▶ **THE REQUEST**:
Find every line in the records below that contains the word "density", and copy each such line.

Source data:
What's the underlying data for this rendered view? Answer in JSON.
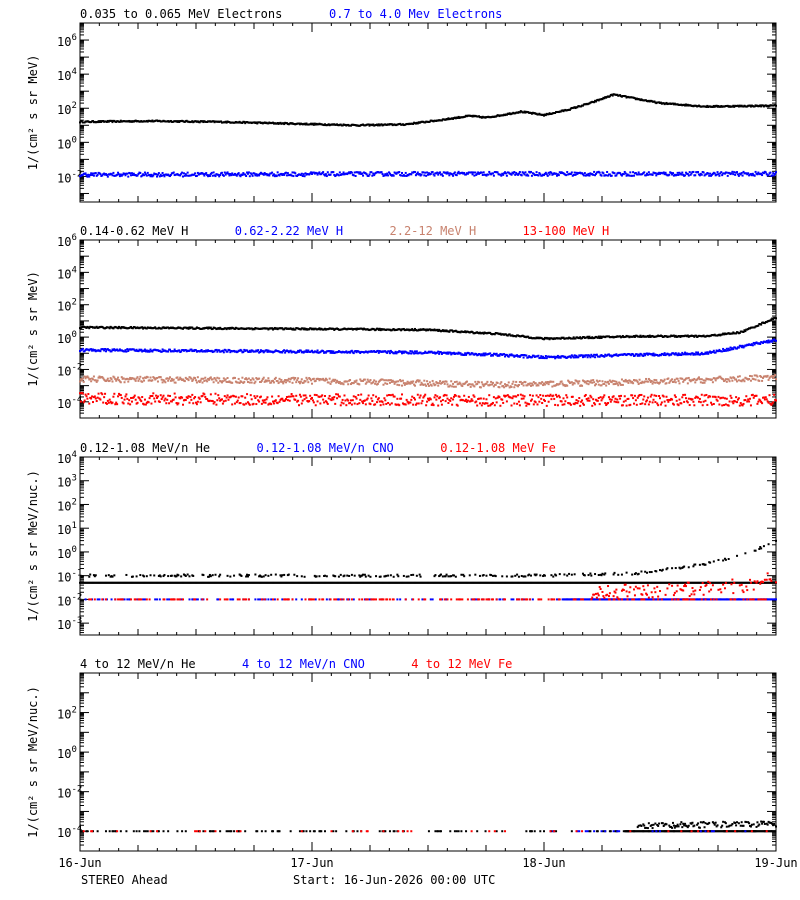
{
  "footer": {
    "spacecraft": "STEREO Ahead",
    "start": "Start: 16-Jun-2026 00:00 UTC"
  },
  "x_axis": {
    "tick_labels": [
      "16-Jun",
      "17-Jun",
      "18-Jun",
      "19-Jun"
    ],
    "range_days": [
      0,
      3
    ]
  },
  "colors": {
    "black": "#000000",
    "blue": "#0000ff",
    "tan": "#c8826e",
    "red": "#ff0000"
  },
  "chart_data": [
    {
      "type": "scatter",
      "ylabel": "1/(cm² s sr MeV)",
      "y_scale": "log",
      "ylim_exp": [
        -3.5,
        7
      ],
      "y_ticks": [
        {
          "exp": 6,
          "label": "10",
          "sup": "6"
        },
        {
          "exp": 4,
          "label": "10",
          "sup": "4"
        },
        {
          "exp": 2,
          "label": "10",
          "sup": "2"
        },
        {
          "exp": 0,
          "label": "10",
          "sup": "0"
        },
        {
          "exp": -2,
          "label": "10",
          "sup": "-2"
        }
      ],
      "legend": [
        {
          "label": "0.035 to 0.065 MeV Electrons",
          "color": "#000000"
        },
        {
          "label": "0.7 to 4.0 Mev Electrons",
          "color": "#0000ff"
        }
      ],
      "series": [
        {
          "name": "0.035 to 0.065 MeV Electrons",
          "color": "#000000",
          "jitter": 0.04,
          "continuous": true,
          "x": [
            0,
            0.3,
            0.6,
            0.9,
            1.2,
            1.4,
            1.55,
            1.68,
            1.75,
            1.82,
            1.9,
            2.0,
            2.1,
            2.2,
            2.3,
            2.5,
            2.7,
            3.0
          ],
          "y_exp": [
            1.2,
            1.25,
            1.2,
            1.1,
            1.0,
            1.05,
            1.3,
            1.55,
            1.45,
            1.6,
            1.8,
            1.6,
            1.9,
            2.3,
            2.8,
            2.3,
            2.1,
            2.15
          ]
        },
        {
          "name": "0.7 to 4.0 Mev Electrons",
          "color": "#0000ff",
          "jitter": 0.12,
          "continuous": true,
          "x": [
            0,
            1.5,
            3.0
          ],
          "y_exp": [
            -1.9,
            -1.85,
            -1.85
          ]
        }
      ]
    },
    {
      "type": "scatter",
      "ylabel": "1/(cm² s sr MeV)",
      "y_scale": "log",
      "ylim_exp": [
        -5,
        6
      ],
      "y_ticks": [
        {
          "exp": 6,
          "label": "10",
          "sup": "6"
        },
        {
          "exp": 4,
          "label": "10",
          "sup": "4"
        },
        {
          "exp": 2,
          "label": "10",
          "sup": "2"
        },
        {
          "exp": 0,
          "label": "10",
          "sup": "0"
        },
        {
          "exp": -2,
          "label": "10",
          "sup": "-2"
        },
        {
          "exp": -4,
          "label": "10",
          "sup": "-4"
        }
      ],
      "legend": [
        {
          "label": "0.14-0.62 MeV H",
          "color": "#000000"
        },
        {
          "label": "0.62-2.22 MeV H",
          "color": "#0000ff"
        },
        {
          "label": "2.2-12 MeV H",
          "color": "#c8826e"
        },
        {
          "label": "13-100 MeV H",
          "color": "#ff0000"
        }
      ],
      "series": [
        {
          "name": "0.14-0.62 MeV H",
          "color": "#000000",
          "jitter": 0.05,
          "continuous": true,
          "x": [
            0,
            0.5,
            1.0,
            1.5,
            1.8,
            2.0,
            2.4,
            2.7,
            2.85,
            2.95,
            3.0
          ],
          "y_exp": [
            0.6,
            0.55,
            0.5,
            0.45,
            0.2,
            -0.1,
            0.05,
            0.05,
            0.3,
            0.9,
            1.2
          ]
        },
        {
          "name": "0.62-2.22 MeV H",
          "color": "#0000ff",
          "jitter": 0.08,
          "continuous": true,
          "x": [
            0,
            0.5,
            1.0,
            1.5,
            1.8,
            2.0,
            2.4,
            2.7,
            2.85,
            2.95,
            3.0
          ],
          "y_exp": [
            -0.8,
            -0.85,
            -0.9,
            -0.95,
            -1.1,
            -1.25,
            -1.1,
            -1.0,
            -0.6,
            -0.3,
            -0.2
          ]
        },
        {
          "name": "2.2-12 MeV H",
          "color": "#c8826e",
          "jitter": 0.18,
          "continuous": true,
          "x": [
            0,
            1.0,
            1.8,
            2.5,
            3.0
          ],
          "y_exp": [
            -2.6,
            -2.7,
            -2.95,
            -2.75,
            -2.5
          ]
        },
        {
          "name": "13-100 MeV H",
          "color": "#ff0000",
          "jitter": 0.35,
          "continuous": true,
          "x": [
            0,
            1.5,
            3.0
          ],
          "y_exp": [
            -3.8,
            -3.9,
            -3.9
          ]
        }
      ]
    },
    {
      "type": "scatter",
      "ylabel": "1/(cm² s sr MeV/nuc.)",
      "y_scale": "log",
      "ylim_exp": [
        -3.5,
        4
      ],
      "y_ticks": [
        {
          "exp": 4,
          "label": "10",
          "sup": "4"
        },
        {
          "exp": 3,
          "label": "10",
          "sup": "3"
        },
        {
          "exp": 2,
          "label": "10",
          "sup": "2"
        },
        {
          "exp": 1,
          "label": "10",
          "sup": "1"
        },
        {
          "exp": 0,
          "label": "10",
          "sup": "0"
        },
        {
          "exp": -1,
          "label": "10",
          "sup": "-1"
        },
        {
          "exp": -2,
          "label": "10",
          "sup": "-2"
        },
        {
          "exp": -3,
          "label": "10",
          "sup": "-3"
        }
      ],
      "legend": [
        {
          "label": "0.12-1.08 MeV/n He",
          "color": "#000000"
        },
        {
          "label": "0.12-1.08 MeV/n CNO",
          "color": "#0000ff"
        },
        {
          "label": "0.12-1.08 MeV Fe",
          "color": "#ff0000"
        }
      ],
      "series": [
        {
          "name": "0.12-1.08 MeV/n He",
          "color": "#000000",
          "jitter": 0.0,
          "continuous": true,
          "x": [
            0,
            3.0
          ],
          "y_exp": [
            -1.3,
            -1.3
          ]
        },
        {
          "name": "0.12-1.08 MeV/n He",
          "color": "#000000",
          "jitter": 0.05,
          "continuous": false,
          "density": 0.35,
          "x": [
            0,
            2.0,
            2.4,
            2.7,
            2.9,
            3.0
          ],
          "y_exp": [
            -1.0,
            -1.0,
            -0.9,
            -0.5,
            0.0,
            0.5
          ]
        },
        {
          "name": "0.12-1.08 MeV/n CNO",
          "color": "#0000ff",
          "jitter": 0.0,
          "continuous": false,
          "density": 0.2,
          "x": [
            0,
            2.0,
            3.0
          ],
          "y_exp": [
            -2.0,
            -2.0,
            -2.0
          ]
        },
        {
          "name": "0.12-1.08 MeV/n CNO",
          "color": "#0000ff",
          "jitter": 0.0,
          "continuous": true,
          "x": [
            2.08,
            3.0
          ],
          "y_exp": [
            -2.0,
            -2.0
          ]
        },
        {
          "name": "0.12-1.08 MeV Fe",
          "color": "#ff0000",
          "jitter": 0.0,
          "continuous": false,
          "density": 0.25,
          "x": [
            0,
            2.0,
            3.0
          ],
          "y_exp": [
            -2.0,
            -2.0,
            -2.0
          ]
        },
        {
          "name": "0.12-1.08 MeV Fe",
          "color": "#ff0000",
          "jitter": 0.3,
          "continuous": false,
          "density": 0.6,
          "x": [
            2.2,
            2.6,
            2.9,
            3.0
          ],
          "y_exp": [
            -1.7,
            -1.6,
            -1.4,
            -1.0
          ]
        }
      ]
    },
    {
      "type": "scatter",
      "ylabel": "1/(cm² s sr MeV/nuc.)",
      "y_scale": "log",
      "ylim_exp": [
        -5,
        4
      ],
      "y_ticks": [
        {
          "exp": 2,
          "label": "10",
          "sup": "2"
        },
        {
          "exp": 0,
          "label": "10",
          "sup": "0"
        },
        {
          "exp": -2,
          "label": "10",
          "sup": "-2"
        },
        {
          "exp": -4,
          "label": "10",
          "sup": "-4"
        }
      ],
      "legend": [
        {
          "label": "4 to 12 MeV/n He",
          "color": "#000000"
        },
        {
          "label": "4 to 12 MeV/n CNO",
          "color": "#0000ff"
        },
        {
          "label": "4 to 12 MeV Fe",
          "color": "#ff0000"
        }
      ],
      "series": [
        {
          "name": "4 to 12 MeV/n He",
          "color": "#000000",
          "jitter": 0.0,
          "continuous": false,
          "density": 0.25,
          "x": [
            0,
            2.0,
            3.0
          ],
          "y_exp": [
            -4.0,
            -4.0,
            -4.0
          ]
        },
        {
          "name": "4 to 12 MeV/n He",
          "color": "#000000",
          "jitter": 0.0,
          "continuous": true,
          "x": [
            2.35,
            3.0
          ],
          "y_exp": [
            -4.0,
            -4.0
          ]
        },
        {
          "name": "4 to 12 MeV/n He",
          "color": "#000000",
          "jitter": 0.15,
          "continuous": false,
          "density": 0.7,
          "x": [
            2.4,
            3.0
          ],
          "y_exp": [
            -3.7,
            -3.65
          ]
        },
        {
          "name": "4 to 12 MeV/n CNO",
          "color": "#0000ff",
          "jitter": 0.0,
          "continuous": false,
          "density": 0.05,
          "x": [
            2.0,
            3.0
          ],
          "y_exp": [
            -4.0,
            -4.0
          ]
        },
        {
          "name": "4 to 12 MeV Fe",
          "color": "#ff0000",
          "jitter": 0.0,
          "continuous": false,
          "density": 0.05,
          "x": [
            0,
            3.0
          ],
          "y_exp": [
            -4.0,
            -4.0
          ]
        }
      ]
    }
  ]
}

▶ **WRITTEN RESPONSE**:
          "density": 0.35,
          "density": 0.2,
          "density": 0.25,
          "density": 0.6,
          "density": 0.25,
          "density": 0.7,
          "density": 0.05,
          "density": 0.05,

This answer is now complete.